■ **EXERCISE MATERIAL**
____________
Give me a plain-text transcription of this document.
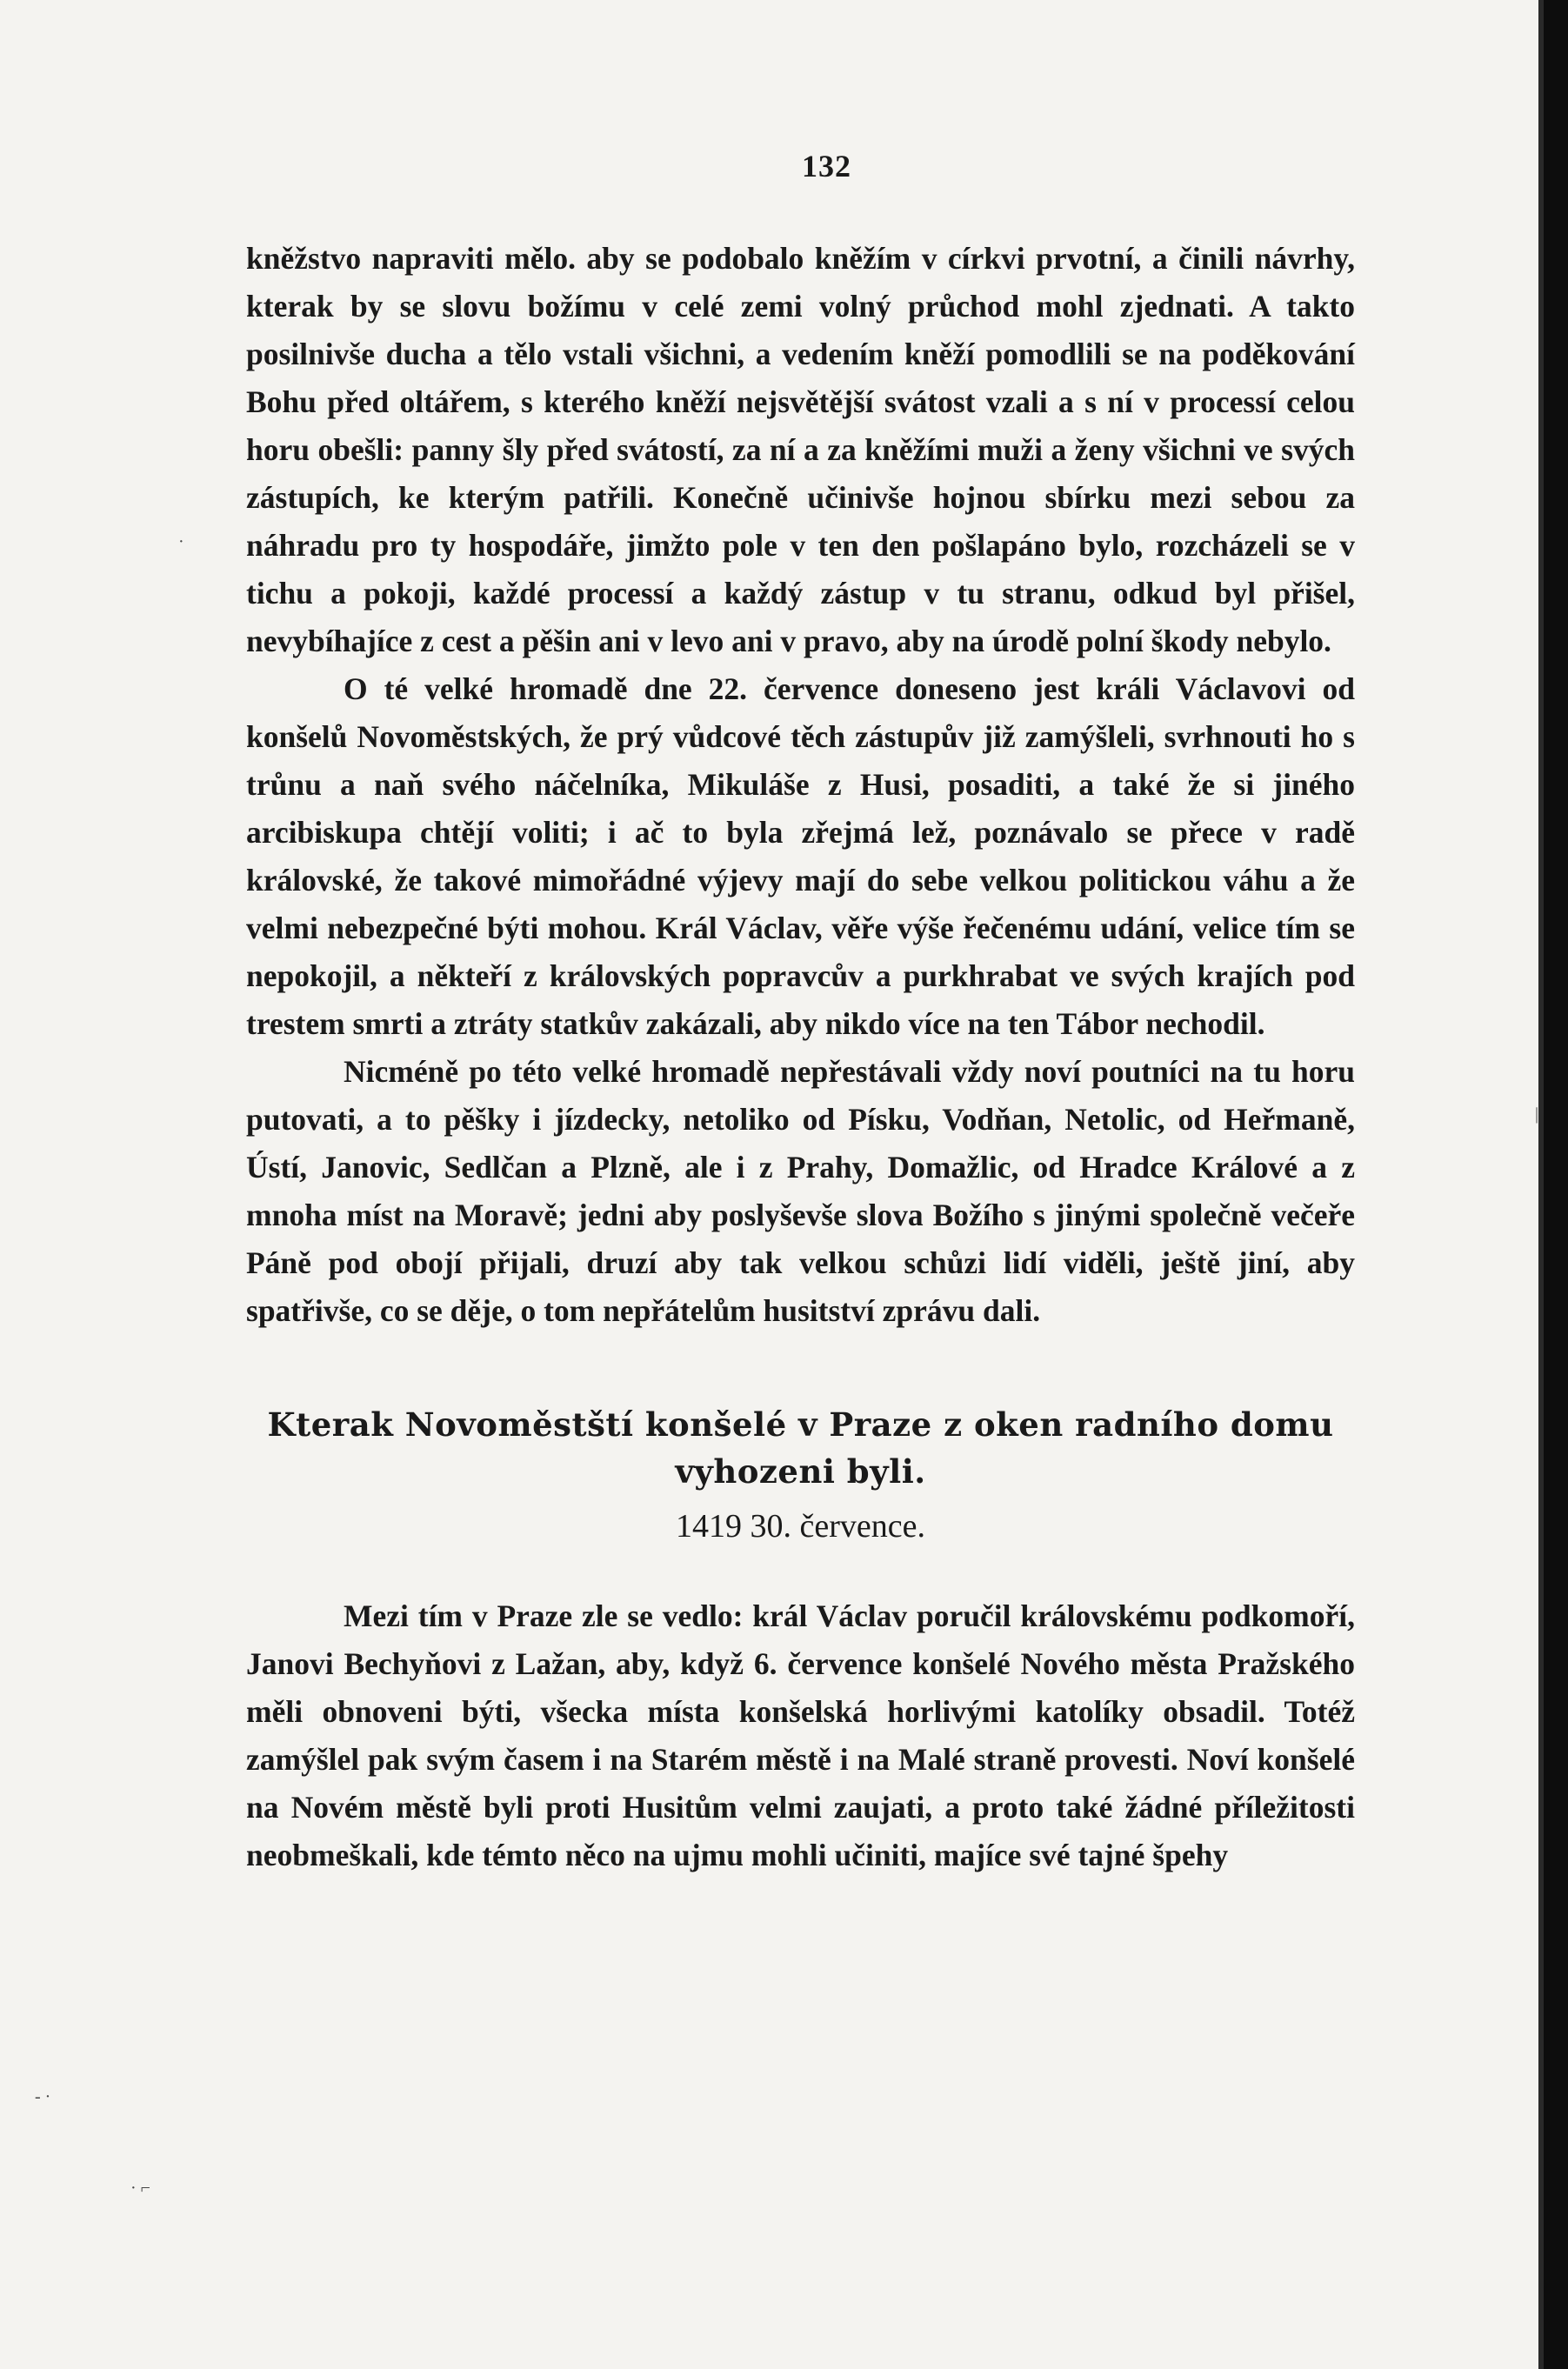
·
- ·
· ⌐
|
132

kněžstvo napraviti mělo. aby se podobalo kněžím v církvi prvotní, a činili návrhy, kterak by se slovu božímu v celé zemi volný průchod mohl zjednati. A takto posilnivše ducha a tělo vstali všichni, a vedením kněží pomodlili se na poděkování Bohu před oltářem, s kterého kněží nejsvětější svátost vzali a s ní v processí celou horu obešli: panny šly před svátostí, za ní a za kněžími muži a ženy všichni ve svých zástupích, ke kterým patřili. Konečně učinivše hojnou sbírku mezi sebou za náhradu pro ty hospodáře, jimžto pole v ten den pošlapáno bylo, rozcházeli se v tichu a pokoji, každé processí a každý zástup v tu stranu, odkud byl přišel, nevybíhajíce z cest a pěšin ani v levo ani v pravo, aby na úrodě polní škody nebylo.

O té velké hromadě dne 22. července doneseno jest králi Václavovi od konšelů Novoměstských, že prý vůdcové těch zástupův již zamýšleli, svrhnouti ho s trůnu a naň svého náčelníka, Mikuláše z Husi, posaditi, a také že si jiného arcibiskupa chtějí voliti; i ač to byla zřejmá lež, poznávalo se přece v radě královské, že takové mimořádné výjevy mají do sebe velkou politickou váhu a že velmi nebezpečné býti mohou. Král Václav, věře výše řečenému udání, velice tím se nepokojil, a někteří z královských popravcův a purkhrabat ve svých krajích pod trestem smrti a ztráty statkův zakázali, aby nikdo více na ten Tábor nechodil.

Nicméně po této velké hromadě nepřestávali vždy noví poutníci na tu horu putovati, a to pěšky i jízdecky, netoliko od Písku, Vodňan, Netolic, od Heřmaně, Ústí, Janovic, Sedlčan a Plzně, ale i z Prahy, Domažlic, od Hradce Králové a z mnoha míst na Moravě; jedni aby poslyševše slova Božího s jinými společně večeře Páně pod obojí přijali, druzí aby tak velkou schůzi lidí viděli, ještě jiní, aby spatřivše, co se děje, o tom nepřátelům husitství zprávu dali.

Kterak Novoměstští konšelé v Praze z oken radního domu vyhozeni byli.
1419 30. července.

Mezi tím v Praze zle se vedlo: král Václav poručil královskému podkomoří, Janovi Bechyňovi z Lažan, aby, když 6. července konšelé Nového města Pražského měli obnoveni býti, všecka místa konšelská horlivými katolíky obsadil. Totéž zamýšlel pak svým časem i na Starém městě i na Malé straně provesti. Noví konšelé na Novém městě byli proti Husitům velmi zaujati, a proto také žádné příležitosti neobmeškali, kde témto něco na ujmu mohli učiniti, majíce své tajné špehy
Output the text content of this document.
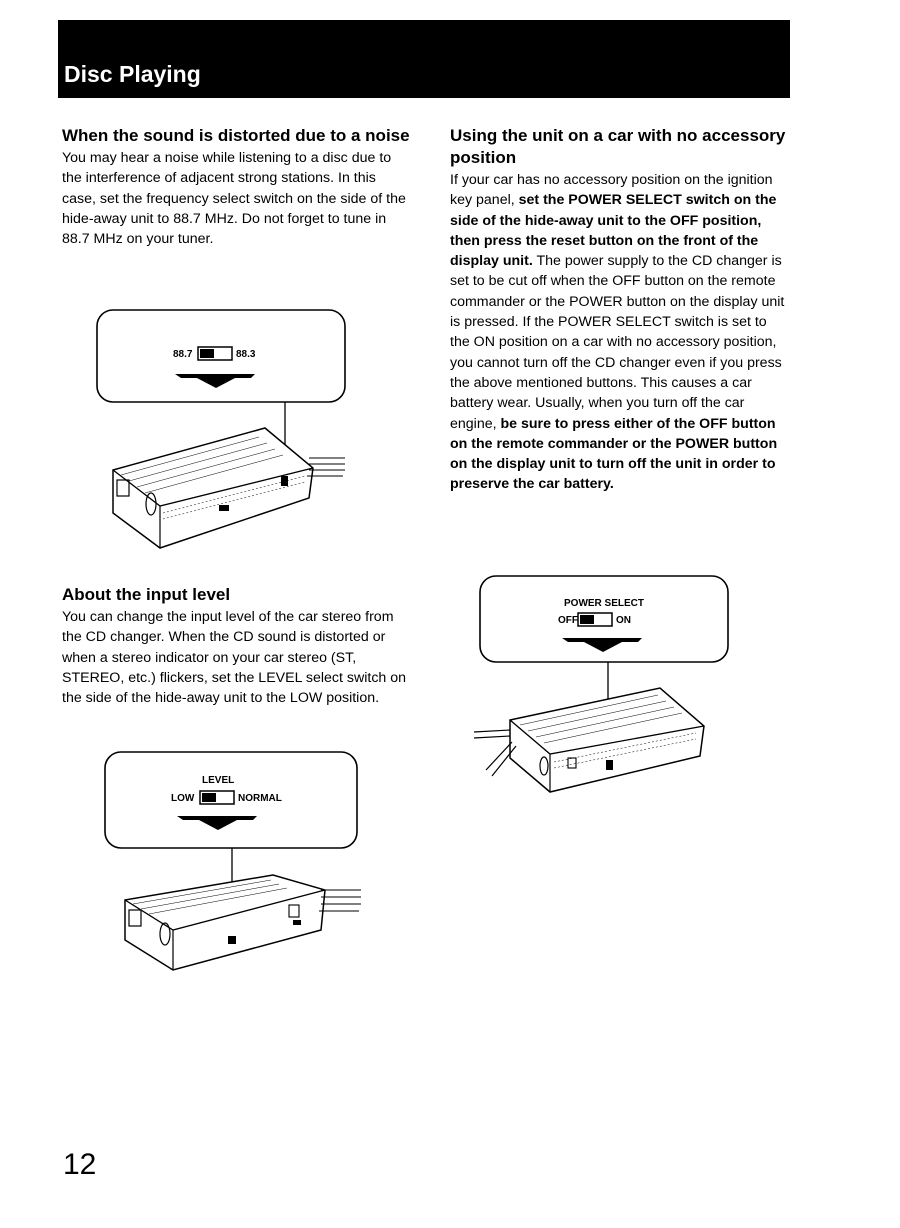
Disc Playing
When the sound is distorted due to a noise

You may hear a noise while listening to a disc due to the interference of adjacent strong stations. In this case, set the frequency select switch on the side of the hide-away unit to 88.7 MHz. Do not forget to tune in 88.7 MHz on your tuner.

88.7	88.3
About the input level

You can change the input level of the car stereo from the CD changer. When the CD sound is distorted or when a stereo indicator on your car stereo (ST, STEREO, etc.) flickers, set the LEVEL select switch on the side of the hide-away unit to the LOW position.

LEVEL
LOW	NORMAL
Using the unit on a car with no accessory position

If your car has no accessory position on the ignition key panel, set the POWER SELECT switch on the side of the hide-away unit to the OFF position, then press the reset button on the front of the display unit. The power supply to the CD changer is set to be cut off when the OFF button on the remote commander or the POWER button on the display unit is pressed. If the POWER SELECT switch is set to the ON position on a car with no accessory position, you cannot turn off the CD changer even if you press the above mentioned buttons. This causes a car battery wear. Usually, when you turn off the car engine, be sure to press either of the OFF button on the remote commander or the POWER button on the display unit to turn off the unit in order to preserve the car battery.

POWER SELECT
OFF	ON
12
____________
Restate the data above word for word. Do not include the images.

■ **EXERCISE OUTPUT**
Give me a plain-text transcription of this document.
·
- ·
· ⌐
|
132

kněžstvo napraviti mělo. aby se podobalo kněžím v církvi prvotní, a činili návrhy, kterak by se slovu božímu v celé zemi volný průchod mohl zjednati. A takto posilnivše ducha a tělo vstali všichni, a vedením kněží pomodlili se na poděkování Bohu před oltářem, s kterého kněží nejsvětější svátost vzali a s ní v processí celou horu obešli: panny šly před svátostí, za ní a za kněžími muži a ženy všichni ve svých zástupích, ke kterým patřili. Konečně učinivše hojnou sbírku mezi sebou za náhradu pro ty hospodáře, jimžto pole v ten den pošlapáno bylo, rozcházeli se v tichu a pokoji, každé processí a každý zástup v tu stranu, odkud byl přišel, nevybíhajíce z cest a pěšin ani v levo ani v pravo, aby na úrodě polní škody nebylo.

O té velké hromadě dne 22. července doneseno jest králi Václavovi od konšelů Novoměstských, že prý vůdcové těch zástupův již zamýšleli, svrhnouti ho s trůnu a naň svého náčelníka, Mikuláše z Husi, posaditi, a také že si jiného arcibiskupa chtějí voliti; i ač to byla zřejmá lež, poznávalo se přece v radě královské, že takové mimořádné výjevy mají do sebe velkou politickou váhu a že velmi nebezpečné býti mohou. Král Václav, věře výše řečenému udání, velice tím se nepokojil, a někteří z královských popravcův a purkhrabat ve svých krajích pod trestem smrti a ztráty statkův zakázali, aby nikdo více na ten Tábor nechodil.

Nicméně po této velké hromadě nepřestávali vždy noví poutníci na tu horu putovati, a to pěšky i jízdecky, netoliko od Písku, Vodňan, Netolic, od Heřmaně, Ústí, Janovic, Sedlčan a Plzně, ale i z Prahy, Domažlic, od Hradce Králové a z mnoha míst na Moravě; jedni aby poslyševše slova Božího s jinými společně večeře Páně pod obojí přijali, druzí aby tak velkou schůzi lidí viděli, ještě jiní, aby spatřivše, co se děje, o tom nepřátelům husitství zprávu dali.

Kterak Novoměstští konšelé v Praze z oken radního domu vyhozeni byli.
1419 30. července.

Mezi tím v Praze zle se vedlo: král Václav poručil královskému podkomoří, Janovi Bechyňovi z Lažan, aby, když 6. července konšelé Nového města Pražského měli obnoveni býti, všecka místa konšelská horlivými katolíky obsadil. Totéž zamýšlel pak svým časem i na Starém městě i na Malé straně provesti. Noví konšelé na Novém městě byli proti Husitům velmi zaujati, a proto také žádné příležitosti neobmeškali, kde témto něco na ujmu mohli učiniti, majíce své tajné špehy
Output the text content of this document.
Disc Playing
When the sound is distorted due to a noise

You may hear a noise while listening to a disc due to the interference of adjacent strong stations. In this case, set the frequency select switch on the side of the hide-away unit to 88.7 MHz. Do not forget to tune in 88.7 MHz on your tuner.

88.7	88.3
About the input level

You can change the input level of the car stereo from the CD changer. When the CD sound is distorted or when a stereo indicator on your car stereo (ST, STEREO, etc.) flickers, set the LEVEL select switch on the side of the hide-away unit to the LOW position.

LEVEL
LOW	NORMAL
Using the unit on a car with no accessory position

If your car has no accessory position on the ignition key panel, set the POWER SELECT switch on the side of the hide-away unit to the OFF position, then press the reset button on the front of the display unit. The power supply to the CD changer is set to be cut off when the OFF button on the remote commander or the POWER button on the display unit is pressed. If the POWER SELECT switch is set to the ON position on a car with no accessory position, you cannot turn off the CD changer even if you press the above mentioned buttons. This causes a car battery wear. Usually, when you turn off the car engine, be sure to press either of the OFF button on the remote commander or the POWER button on the display unit to turn off the unit in order to preserve the car battery.

POWER SELECT
OFF	ON
12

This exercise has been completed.